* [Exercise details] Using the entries that follow, state how many lines contain the word "DJIA". The response is that number and nothing more.

* [Stored dataset items]
☆ ☆ ☆ ☆ ☆

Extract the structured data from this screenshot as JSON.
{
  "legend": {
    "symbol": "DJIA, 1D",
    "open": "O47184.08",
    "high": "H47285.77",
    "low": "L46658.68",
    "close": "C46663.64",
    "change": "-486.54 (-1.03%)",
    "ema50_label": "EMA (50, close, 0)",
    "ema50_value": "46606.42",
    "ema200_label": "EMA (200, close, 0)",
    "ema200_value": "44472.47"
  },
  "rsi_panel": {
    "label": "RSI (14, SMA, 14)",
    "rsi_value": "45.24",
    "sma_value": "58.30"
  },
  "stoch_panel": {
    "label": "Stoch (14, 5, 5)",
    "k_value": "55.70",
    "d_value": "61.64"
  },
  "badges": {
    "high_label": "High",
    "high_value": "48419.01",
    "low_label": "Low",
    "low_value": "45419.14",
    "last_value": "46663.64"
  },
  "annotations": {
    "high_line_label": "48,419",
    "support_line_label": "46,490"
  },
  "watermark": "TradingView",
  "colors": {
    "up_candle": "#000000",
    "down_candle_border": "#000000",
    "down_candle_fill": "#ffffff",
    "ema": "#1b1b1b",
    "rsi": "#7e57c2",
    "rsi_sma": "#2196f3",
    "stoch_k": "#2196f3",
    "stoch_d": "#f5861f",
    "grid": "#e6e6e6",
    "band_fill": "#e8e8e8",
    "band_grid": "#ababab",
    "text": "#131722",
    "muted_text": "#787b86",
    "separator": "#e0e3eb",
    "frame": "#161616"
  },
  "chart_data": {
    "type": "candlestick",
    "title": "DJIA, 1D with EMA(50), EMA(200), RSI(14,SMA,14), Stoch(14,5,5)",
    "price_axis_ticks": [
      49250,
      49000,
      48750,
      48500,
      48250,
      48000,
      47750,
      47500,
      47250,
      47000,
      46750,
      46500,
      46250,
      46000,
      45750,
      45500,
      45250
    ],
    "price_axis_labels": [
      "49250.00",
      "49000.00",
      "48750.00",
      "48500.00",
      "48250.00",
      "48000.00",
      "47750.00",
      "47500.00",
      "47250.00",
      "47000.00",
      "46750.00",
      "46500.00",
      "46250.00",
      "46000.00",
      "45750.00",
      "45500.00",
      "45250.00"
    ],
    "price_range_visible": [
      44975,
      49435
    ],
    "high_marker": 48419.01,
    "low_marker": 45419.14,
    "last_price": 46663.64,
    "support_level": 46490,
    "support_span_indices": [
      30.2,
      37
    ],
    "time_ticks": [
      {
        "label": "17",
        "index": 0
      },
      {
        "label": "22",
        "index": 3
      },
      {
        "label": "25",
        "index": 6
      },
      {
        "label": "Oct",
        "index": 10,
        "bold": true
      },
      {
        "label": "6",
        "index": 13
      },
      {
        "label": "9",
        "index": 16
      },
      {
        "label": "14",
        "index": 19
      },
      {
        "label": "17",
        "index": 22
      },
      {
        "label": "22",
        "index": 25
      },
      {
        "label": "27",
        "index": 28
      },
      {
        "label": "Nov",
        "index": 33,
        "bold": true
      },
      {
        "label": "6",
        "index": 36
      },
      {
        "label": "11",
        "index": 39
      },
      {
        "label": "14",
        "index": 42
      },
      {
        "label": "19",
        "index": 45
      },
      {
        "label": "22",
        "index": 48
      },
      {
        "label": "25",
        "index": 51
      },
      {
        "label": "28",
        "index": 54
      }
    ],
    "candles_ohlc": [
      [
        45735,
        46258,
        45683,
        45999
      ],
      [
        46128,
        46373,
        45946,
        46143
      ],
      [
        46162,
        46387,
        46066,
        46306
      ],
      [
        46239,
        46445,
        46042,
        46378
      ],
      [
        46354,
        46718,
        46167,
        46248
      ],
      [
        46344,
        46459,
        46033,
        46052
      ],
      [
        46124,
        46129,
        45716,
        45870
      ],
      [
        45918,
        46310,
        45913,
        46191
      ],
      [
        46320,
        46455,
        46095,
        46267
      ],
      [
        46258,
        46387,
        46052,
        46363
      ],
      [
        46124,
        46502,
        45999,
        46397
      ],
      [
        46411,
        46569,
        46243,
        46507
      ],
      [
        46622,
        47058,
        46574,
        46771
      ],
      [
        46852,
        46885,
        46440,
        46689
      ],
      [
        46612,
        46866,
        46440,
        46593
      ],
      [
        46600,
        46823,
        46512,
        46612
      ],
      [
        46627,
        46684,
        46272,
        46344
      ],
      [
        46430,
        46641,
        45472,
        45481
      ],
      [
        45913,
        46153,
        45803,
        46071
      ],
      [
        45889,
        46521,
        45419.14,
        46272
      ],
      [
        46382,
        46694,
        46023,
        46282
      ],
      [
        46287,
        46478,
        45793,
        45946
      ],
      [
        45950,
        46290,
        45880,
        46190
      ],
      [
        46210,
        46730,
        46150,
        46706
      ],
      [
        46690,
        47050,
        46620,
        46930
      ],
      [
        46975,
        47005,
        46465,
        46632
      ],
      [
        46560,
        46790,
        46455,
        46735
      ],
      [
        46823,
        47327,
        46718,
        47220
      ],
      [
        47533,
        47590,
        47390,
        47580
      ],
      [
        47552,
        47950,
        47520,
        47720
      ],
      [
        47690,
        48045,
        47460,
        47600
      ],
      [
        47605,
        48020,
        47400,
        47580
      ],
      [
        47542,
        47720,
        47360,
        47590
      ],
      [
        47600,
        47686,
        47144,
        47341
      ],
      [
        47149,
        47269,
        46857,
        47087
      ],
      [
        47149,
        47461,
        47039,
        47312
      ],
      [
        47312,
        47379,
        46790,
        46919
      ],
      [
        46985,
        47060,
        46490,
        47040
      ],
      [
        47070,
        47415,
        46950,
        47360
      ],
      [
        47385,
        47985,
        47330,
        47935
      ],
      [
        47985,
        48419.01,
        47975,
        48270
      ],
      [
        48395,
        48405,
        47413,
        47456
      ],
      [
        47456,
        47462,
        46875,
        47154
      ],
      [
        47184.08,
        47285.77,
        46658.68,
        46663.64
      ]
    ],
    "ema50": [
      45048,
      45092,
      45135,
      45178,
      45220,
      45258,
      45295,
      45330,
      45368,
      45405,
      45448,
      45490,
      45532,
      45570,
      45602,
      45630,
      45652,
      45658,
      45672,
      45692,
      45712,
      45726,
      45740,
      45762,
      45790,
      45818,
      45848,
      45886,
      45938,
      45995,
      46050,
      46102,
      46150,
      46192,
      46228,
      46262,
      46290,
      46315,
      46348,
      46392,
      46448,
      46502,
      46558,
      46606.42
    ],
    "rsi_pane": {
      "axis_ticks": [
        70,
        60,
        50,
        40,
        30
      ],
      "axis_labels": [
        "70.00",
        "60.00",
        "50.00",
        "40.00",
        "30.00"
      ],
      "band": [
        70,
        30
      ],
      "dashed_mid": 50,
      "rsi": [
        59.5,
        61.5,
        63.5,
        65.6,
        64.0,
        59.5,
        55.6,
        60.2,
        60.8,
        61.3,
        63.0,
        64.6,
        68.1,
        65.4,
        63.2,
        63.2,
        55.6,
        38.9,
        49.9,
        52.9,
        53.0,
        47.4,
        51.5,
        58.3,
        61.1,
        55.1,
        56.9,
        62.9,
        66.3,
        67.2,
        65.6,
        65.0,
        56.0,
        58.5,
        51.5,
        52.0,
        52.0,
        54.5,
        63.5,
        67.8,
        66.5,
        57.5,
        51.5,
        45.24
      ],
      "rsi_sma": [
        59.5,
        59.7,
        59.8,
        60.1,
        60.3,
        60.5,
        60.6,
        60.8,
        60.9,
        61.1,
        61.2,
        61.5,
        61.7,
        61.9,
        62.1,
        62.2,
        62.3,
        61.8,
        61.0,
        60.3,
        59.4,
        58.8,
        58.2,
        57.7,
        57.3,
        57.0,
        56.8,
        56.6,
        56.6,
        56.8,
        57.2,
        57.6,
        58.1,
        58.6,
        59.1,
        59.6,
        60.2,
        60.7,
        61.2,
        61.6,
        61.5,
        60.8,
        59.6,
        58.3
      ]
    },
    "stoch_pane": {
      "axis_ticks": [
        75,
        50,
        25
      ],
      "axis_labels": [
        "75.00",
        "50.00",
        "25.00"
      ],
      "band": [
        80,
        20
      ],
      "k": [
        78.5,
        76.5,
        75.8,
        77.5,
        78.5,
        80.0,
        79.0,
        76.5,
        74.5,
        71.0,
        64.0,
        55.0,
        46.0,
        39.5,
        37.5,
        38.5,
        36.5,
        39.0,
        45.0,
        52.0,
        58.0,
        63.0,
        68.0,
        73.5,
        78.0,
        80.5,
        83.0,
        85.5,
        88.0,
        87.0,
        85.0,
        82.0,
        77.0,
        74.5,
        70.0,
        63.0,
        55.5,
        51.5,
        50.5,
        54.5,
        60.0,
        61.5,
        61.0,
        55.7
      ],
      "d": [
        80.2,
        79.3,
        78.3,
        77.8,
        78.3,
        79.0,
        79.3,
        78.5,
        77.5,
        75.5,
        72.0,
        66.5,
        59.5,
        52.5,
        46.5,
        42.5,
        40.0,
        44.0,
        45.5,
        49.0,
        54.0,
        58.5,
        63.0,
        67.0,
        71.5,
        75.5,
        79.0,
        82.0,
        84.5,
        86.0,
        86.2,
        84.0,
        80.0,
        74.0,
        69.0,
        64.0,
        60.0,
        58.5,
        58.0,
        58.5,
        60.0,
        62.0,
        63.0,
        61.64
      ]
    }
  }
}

☆ ☆ ☆ ☆ ☆

* [Expected answer] 2